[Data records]
'''

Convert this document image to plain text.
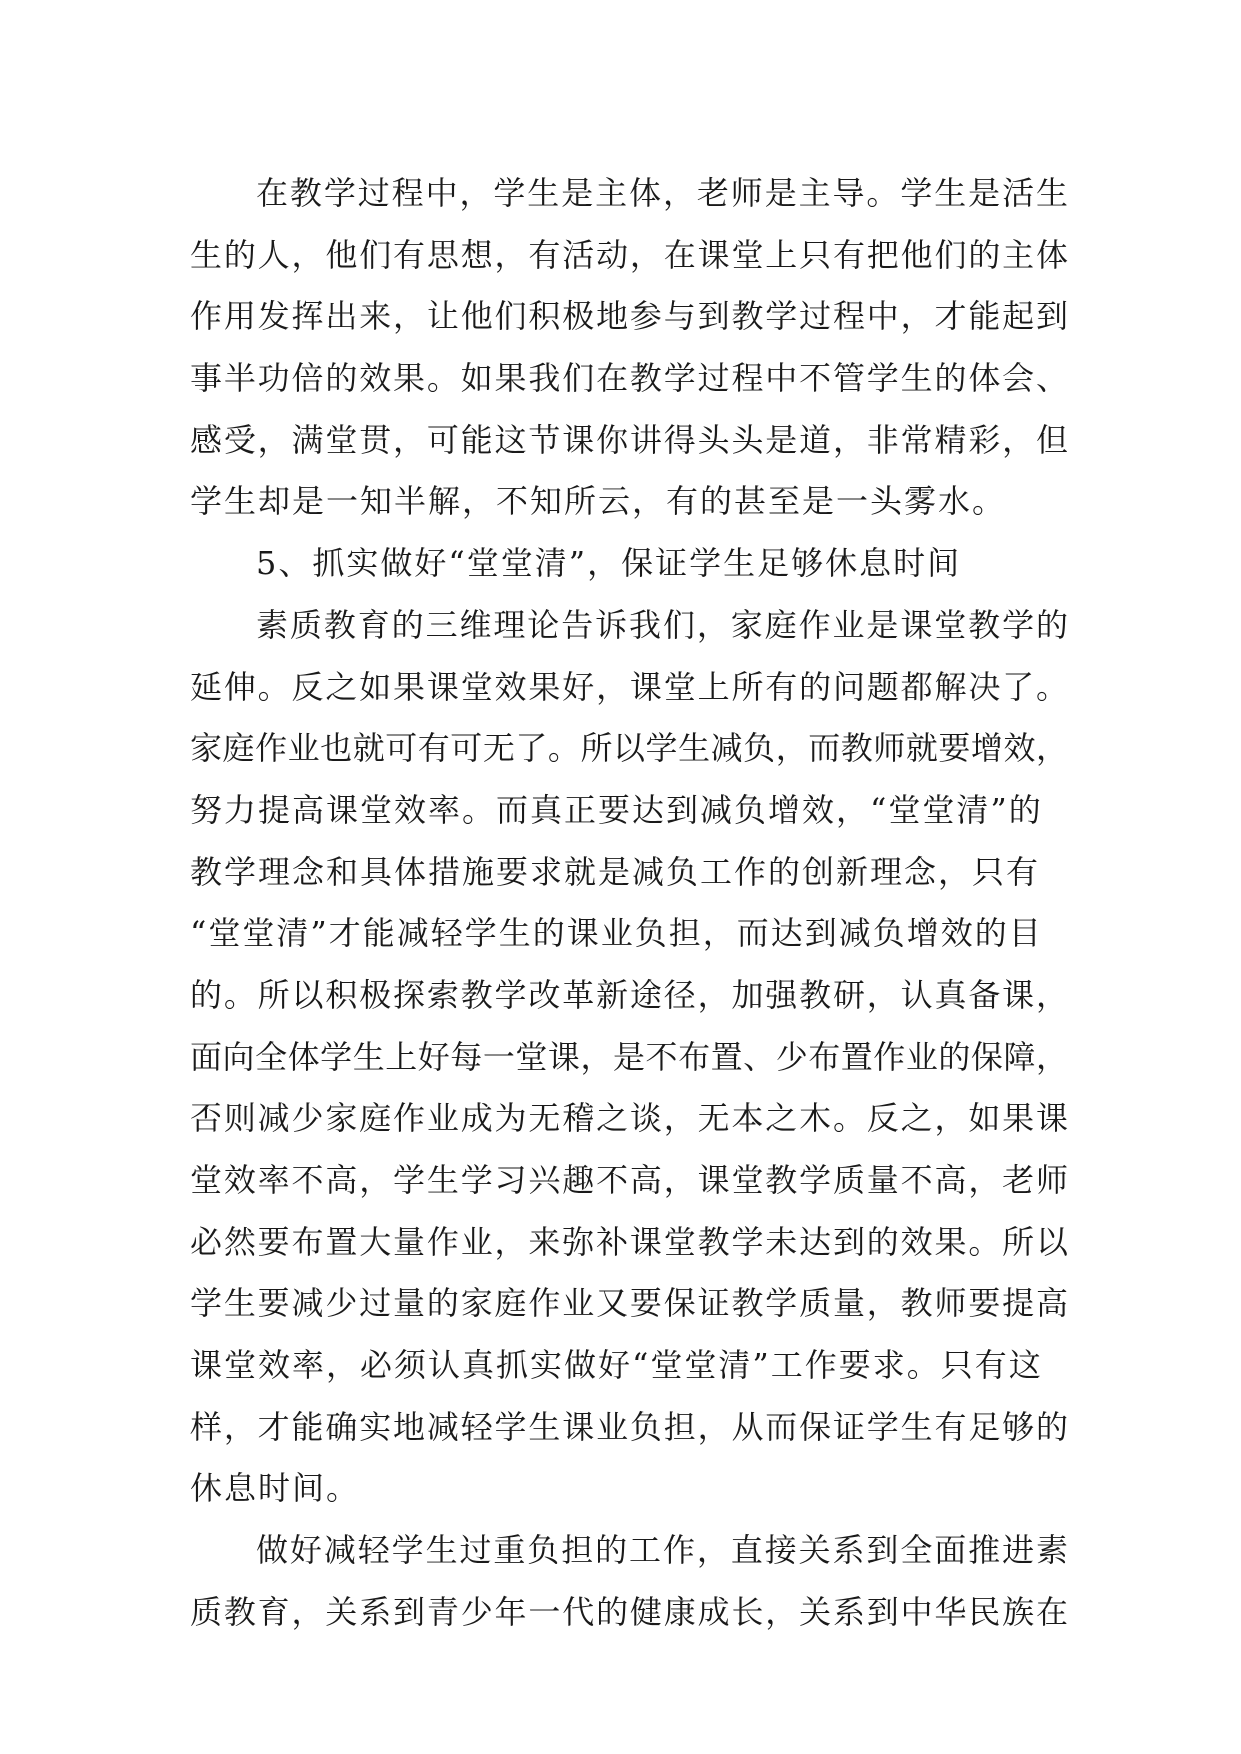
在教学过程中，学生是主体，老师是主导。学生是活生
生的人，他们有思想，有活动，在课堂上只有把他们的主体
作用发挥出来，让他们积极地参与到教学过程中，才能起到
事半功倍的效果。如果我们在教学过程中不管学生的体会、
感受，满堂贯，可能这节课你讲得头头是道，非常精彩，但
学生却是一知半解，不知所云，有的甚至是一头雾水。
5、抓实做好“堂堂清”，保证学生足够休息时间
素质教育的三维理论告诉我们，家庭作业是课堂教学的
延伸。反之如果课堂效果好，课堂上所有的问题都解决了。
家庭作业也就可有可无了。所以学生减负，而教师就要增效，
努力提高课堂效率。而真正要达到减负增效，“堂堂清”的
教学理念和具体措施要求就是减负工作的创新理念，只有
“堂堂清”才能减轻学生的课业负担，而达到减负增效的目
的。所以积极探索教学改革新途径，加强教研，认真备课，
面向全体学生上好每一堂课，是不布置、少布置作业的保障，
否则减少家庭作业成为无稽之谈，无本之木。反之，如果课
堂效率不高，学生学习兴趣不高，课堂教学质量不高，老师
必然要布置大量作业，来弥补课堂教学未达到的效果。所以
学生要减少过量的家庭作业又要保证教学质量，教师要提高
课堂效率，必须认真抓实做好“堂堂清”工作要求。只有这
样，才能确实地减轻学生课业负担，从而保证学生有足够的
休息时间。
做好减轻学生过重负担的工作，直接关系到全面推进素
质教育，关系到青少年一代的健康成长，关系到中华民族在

'''

Print the full listing exactly, dropping the pictures.

§ Response to the exercise:
Convert this document image to plain text.
在教学过程中，学生是主体，老师是主导。学生是活生
生的人，他们有思想，有活动，在课堂上只有把他们的主体
作用发挥出来，让他们积极地参与到教学过程中，才能起到
事半功倍的效果。如果我们在教学过程中不管学生的体会、
感受，满堂贯，可能这节课你讲得头头是道，非常精彩，但
学生却是一知半解，不知所云，有的甚至是一头雾水。
5、抓实做好“堂堂清”，保证学生足够休息时间
素质教育的三维理论告诉我们，家庭作业是课堂教学的
延伸。反之如果课堂效果好，课堂上所有的问题都解决了。
家庭作业也就可有可无了。所以学生减负，而教师就要增效，
努力提高课堂效率。而真正要达到减负增效，“堂堂清”的
教学理念和具体措施要求就是减负工作的创新理念，只有
“堂堂清”才能减轻学生的课业负担，而达到减负增效的目
的。所以积极探索教学改革新途径，加强教研，认真备课，
面向全体学生上好每一堂课，是不布置、少布置作业的保障，
否则减少家庭作业成为无稽之谈，无本之木。反之，如果课
堂效率不高，学生学习兴趣不高，课堂教学质量不高，老师
必然要布置大量作业，来弥补课堂教学未达到的效果。所以
学生要减少过量的家庭作业又要保证教学质量，教师要提高
课堂效率，必须认真抓实做好“堂堂清”工作要求。只有这
样，才能确实地减轻学生课业负担，从而保证学生有足够的
休息时间。
做好减轻学生过重负担的工作，直接关系到全面推进素
质教育，关系到青少年一代的健康成长，关系到中华民族在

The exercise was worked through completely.